## Provided records

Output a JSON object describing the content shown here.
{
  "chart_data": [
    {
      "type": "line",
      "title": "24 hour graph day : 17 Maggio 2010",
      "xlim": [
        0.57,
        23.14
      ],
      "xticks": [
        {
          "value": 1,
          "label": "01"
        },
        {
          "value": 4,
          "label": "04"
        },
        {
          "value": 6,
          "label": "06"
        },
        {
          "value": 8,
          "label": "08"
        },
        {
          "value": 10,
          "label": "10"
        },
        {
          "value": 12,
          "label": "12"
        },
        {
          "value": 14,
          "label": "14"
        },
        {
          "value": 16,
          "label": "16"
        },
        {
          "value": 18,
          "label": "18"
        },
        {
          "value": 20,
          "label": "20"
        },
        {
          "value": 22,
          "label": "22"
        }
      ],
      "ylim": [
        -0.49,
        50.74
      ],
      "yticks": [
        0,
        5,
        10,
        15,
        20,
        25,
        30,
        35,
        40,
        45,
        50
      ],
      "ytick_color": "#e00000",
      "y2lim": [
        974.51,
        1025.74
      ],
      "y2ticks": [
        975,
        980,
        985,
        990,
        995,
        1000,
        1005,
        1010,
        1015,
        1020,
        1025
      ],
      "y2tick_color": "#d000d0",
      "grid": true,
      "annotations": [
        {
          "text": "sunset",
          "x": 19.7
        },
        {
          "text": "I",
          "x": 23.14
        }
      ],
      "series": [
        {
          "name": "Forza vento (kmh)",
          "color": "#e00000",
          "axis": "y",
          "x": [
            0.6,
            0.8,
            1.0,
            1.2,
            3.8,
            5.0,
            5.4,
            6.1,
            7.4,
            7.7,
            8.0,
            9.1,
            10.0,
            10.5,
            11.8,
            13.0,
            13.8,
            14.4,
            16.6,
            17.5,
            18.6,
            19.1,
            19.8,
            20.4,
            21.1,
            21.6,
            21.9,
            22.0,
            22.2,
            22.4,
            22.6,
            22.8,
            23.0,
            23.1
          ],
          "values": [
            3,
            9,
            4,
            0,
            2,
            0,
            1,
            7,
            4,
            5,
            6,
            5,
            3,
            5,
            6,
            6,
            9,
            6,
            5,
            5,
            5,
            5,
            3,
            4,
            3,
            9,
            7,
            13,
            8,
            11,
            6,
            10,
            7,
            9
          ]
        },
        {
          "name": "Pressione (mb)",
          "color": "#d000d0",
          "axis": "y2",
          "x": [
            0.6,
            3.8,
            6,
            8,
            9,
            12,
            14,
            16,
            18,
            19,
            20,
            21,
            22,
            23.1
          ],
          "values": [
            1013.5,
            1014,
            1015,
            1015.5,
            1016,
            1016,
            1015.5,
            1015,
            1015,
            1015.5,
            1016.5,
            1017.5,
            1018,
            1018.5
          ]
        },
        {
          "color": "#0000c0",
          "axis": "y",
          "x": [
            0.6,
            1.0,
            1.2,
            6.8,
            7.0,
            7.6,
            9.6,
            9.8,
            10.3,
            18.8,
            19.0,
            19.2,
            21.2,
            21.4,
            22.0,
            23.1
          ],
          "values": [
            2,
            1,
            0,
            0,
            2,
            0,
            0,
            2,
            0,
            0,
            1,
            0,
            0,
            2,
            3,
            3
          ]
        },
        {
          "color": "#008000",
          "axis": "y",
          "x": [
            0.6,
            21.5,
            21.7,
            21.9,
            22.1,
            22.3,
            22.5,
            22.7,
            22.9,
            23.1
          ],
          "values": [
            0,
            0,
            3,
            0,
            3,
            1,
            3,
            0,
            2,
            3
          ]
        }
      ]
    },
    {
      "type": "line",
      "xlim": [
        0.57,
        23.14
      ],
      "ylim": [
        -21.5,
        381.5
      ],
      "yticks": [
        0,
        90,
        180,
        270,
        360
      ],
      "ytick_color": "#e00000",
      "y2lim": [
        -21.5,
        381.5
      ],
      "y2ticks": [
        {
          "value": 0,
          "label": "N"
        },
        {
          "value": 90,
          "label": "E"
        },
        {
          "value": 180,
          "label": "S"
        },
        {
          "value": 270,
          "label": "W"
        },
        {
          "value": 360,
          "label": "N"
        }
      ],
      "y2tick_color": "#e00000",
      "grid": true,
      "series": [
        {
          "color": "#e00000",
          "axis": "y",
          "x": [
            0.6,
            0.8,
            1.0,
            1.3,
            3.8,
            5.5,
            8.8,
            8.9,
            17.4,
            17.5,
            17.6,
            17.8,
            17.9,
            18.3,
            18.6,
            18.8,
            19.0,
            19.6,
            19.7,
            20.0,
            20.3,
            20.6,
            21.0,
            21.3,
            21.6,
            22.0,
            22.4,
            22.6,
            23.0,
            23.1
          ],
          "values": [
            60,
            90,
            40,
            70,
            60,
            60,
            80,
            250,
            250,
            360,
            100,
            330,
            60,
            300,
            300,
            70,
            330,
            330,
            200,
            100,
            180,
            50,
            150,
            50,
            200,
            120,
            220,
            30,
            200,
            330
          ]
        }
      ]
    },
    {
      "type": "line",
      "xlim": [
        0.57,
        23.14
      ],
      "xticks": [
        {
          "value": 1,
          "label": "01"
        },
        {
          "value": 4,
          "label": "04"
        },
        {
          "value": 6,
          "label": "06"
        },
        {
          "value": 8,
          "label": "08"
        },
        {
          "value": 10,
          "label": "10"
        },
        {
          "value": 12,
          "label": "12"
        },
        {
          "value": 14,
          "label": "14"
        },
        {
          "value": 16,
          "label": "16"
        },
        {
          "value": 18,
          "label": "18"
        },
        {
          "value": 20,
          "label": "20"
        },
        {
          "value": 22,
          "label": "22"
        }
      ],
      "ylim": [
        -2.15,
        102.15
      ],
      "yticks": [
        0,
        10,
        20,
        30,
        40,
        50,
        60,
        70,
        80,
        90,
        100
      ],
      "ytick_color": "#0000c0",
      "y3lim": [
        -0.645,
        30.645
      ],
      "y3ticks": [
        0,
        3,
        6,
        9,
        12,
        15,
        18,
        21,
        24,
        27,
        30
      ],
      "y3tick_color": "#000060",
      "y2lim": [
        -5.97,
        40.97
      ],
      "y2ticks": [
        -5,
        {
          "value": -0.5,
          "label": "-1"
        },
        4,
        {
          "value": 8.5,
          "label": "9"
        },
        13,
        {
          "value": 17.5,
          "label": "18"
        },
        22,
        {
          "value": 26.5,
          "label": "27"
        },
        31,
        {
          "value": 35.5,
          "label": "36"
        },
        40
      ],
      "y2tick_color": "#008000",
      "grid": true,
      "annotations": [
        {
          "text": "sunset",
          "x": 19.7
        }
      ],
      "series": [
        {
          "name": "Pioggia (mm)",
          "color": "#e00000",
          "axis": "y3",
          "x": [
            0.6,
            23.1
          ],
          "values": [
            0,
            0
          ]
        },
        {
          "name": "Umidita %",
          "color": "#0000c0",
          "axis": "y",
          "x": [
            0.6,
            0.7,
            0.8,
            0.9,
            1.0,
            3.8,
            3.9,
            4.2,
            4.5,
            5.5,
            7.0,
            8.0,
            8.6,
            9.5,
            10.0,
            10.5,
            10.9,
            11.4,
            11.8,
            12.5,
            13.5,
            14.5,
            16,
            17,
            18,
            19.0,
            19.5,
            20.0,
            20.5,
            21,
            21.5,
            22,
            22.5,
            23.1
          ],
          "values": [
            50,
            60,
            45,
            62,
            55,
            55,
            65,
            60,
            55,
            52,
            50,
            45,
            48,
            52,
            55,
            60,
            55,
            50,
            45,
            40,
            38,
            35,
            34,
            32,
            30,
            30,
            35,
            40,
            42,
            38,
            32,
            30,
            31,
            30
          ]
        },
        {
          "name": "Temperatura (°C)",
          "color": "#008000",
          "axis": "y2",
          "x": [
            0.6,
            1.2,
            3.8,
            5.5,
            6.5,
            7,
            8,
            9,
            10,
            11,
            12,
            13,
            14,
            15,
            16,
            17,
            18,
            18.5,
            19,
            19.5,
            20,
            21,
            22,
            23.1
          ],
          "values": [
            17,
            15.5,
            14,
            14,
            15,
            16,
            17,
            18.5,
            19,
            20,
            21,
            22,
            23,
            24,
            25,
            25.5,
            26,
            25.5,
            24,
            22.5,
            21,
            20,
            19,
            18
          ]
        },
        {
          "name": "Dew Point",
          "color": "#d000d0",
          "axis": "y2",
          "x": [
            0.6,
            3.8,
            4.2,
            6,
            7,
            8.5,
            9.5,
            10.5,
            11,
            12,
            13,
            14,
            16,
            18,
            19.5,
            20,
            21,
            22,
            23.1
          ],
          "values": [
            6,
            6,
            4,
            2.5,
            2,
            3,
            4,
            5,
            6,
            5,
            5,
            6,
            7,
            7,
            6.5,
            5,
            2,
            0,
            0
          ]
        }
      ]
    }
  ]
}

## Stated problem
Identify the lines in the entries that hold "name" and return each one.

## Finished task
          "name": "Forza vento (kmh)",
          "name": "Pressione (mb)",
          "name": "Pioggia (mm)",
          "name": "Umidita %",
          "name": "Temperatura (°C)",
          "name": "Dew Point",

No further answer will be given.